▶ **Task inputs**:
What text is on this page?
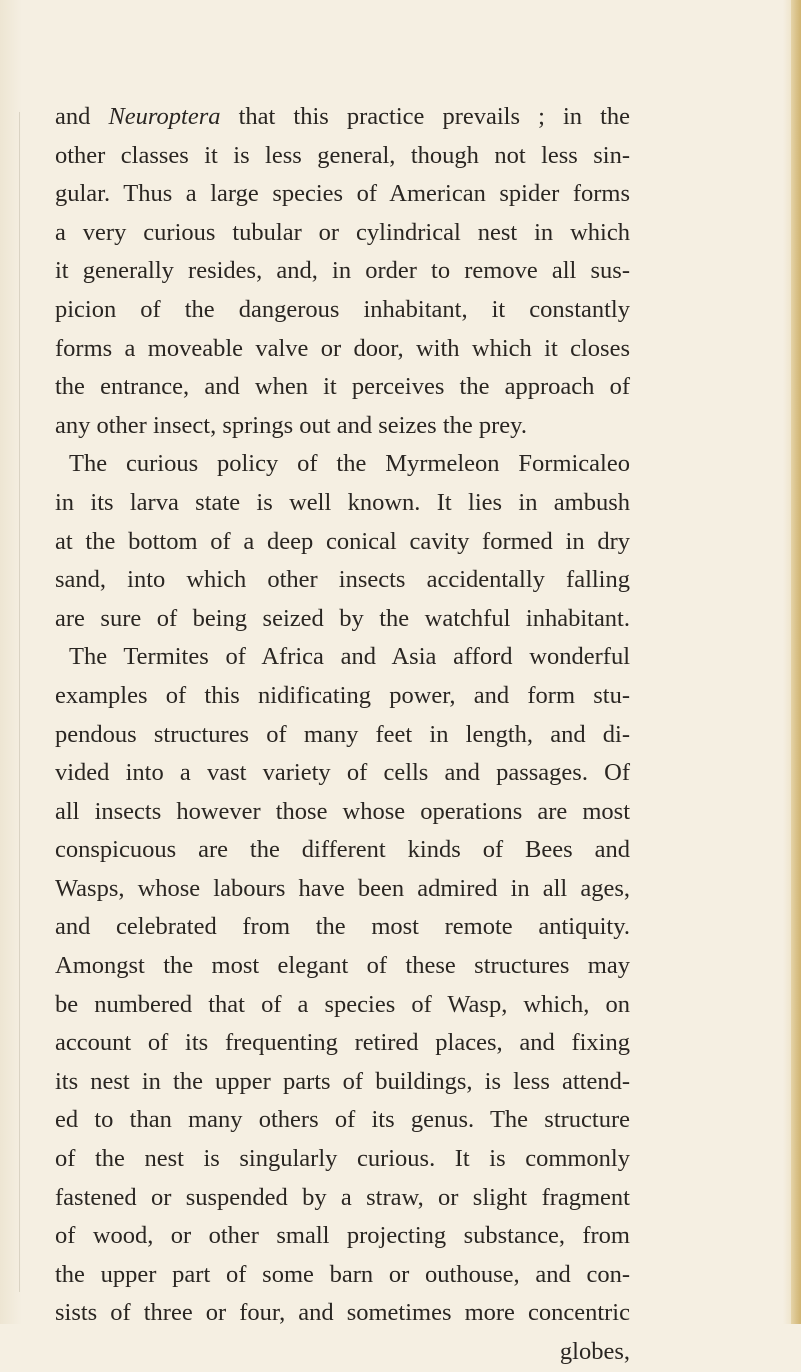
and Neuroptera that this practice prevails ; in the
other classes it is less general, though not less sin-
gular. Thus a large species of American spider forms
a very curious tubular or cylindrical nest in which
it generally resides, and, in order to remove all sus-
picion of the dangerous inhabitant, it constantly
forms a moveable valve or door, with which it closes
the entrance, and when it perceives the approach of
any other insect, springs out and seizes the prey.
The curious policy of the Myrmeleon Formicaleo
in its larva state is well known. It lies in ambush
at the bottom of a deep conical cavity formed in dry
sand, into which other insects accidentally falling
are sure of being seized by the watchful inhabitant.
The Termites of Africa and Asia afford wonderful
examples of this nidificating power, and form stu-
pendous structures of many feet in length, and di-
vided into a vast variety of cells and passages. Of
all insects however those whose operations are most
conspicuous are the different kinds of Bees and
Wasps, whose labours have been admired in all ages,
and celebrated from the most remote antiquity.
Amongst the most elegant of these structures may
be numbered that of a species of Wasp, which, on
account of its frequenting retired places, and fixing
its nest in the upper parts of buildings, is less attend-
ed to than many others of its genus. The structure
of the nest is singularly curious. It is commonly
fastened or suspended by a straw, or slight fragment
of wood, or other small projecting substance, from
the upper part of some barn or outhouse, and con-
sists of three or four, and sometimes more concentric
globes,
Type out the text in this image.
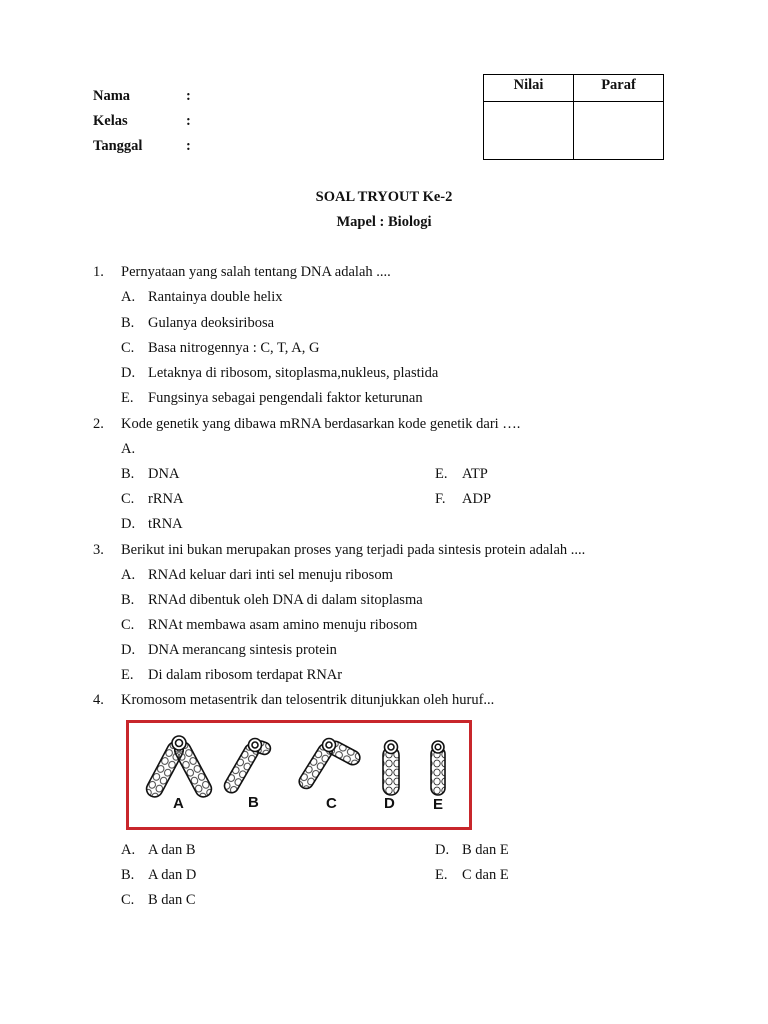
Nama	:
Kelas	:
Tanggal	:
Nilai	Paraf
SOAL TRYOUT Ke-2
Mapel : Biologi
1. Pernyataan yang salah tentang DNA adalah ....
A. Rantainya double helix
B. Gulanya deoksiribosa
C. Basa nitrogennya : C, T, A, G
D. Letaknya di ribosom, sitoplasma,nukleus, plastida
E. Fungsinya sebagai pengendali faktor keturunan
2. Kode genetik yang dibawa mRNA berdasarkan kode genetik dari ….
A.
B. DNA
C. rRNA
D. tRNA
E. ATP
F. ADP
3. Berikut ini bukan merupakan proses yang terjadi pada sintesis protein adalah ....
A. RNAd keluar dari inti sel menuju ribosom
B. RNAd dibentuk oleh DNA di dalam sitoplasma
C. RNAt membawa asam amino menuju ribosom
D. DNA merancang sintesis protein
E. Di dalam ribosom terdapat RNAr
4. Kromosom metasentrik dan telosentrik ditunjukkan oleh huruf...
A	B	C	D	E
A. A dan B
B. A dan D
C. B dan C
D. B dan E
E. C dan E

---

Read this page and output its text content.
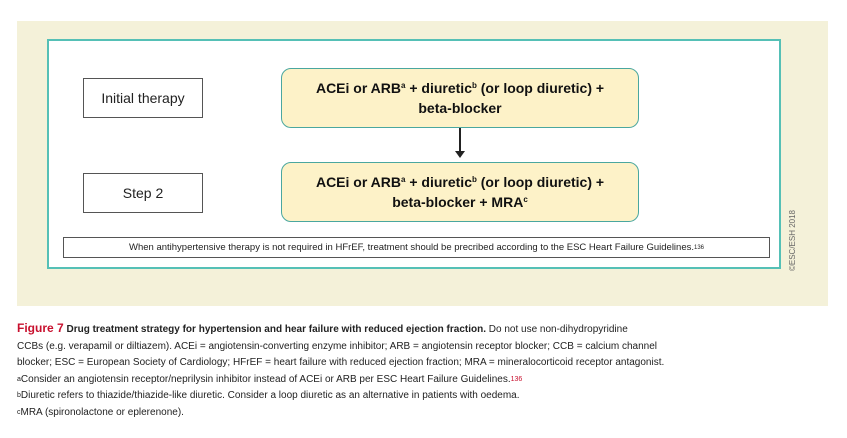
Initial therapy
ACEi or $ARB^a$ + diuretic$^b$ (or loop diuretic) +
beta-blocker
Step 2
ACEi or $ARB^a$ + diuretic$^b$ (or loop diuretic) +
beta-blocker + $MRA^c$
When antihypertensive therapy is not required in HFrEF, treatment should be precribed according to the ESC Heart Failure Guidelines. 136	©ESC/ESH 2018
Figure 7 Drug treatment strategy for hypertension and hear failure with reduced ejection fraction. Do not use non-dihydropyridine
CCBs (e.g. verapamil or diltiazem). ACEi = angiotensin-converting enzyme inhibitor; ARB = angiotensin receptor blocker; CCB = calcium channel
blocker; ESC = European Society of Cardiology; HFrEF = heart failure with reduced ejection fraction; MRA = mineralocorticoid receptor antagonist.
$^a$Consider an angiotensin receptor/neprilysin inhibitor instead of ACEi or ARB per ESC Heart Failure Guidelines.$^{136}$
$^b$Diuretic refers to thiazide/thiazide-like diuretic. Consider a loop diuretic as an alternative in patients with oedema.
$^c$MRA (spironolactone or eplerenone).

▶ **Work instruction**:
All lines above with "inhabitant" in them should be returned.

▶ **Expected output**:
picion of the dangerous inhabitant, it constantly
are sure of being seized by the watchful inhabitant.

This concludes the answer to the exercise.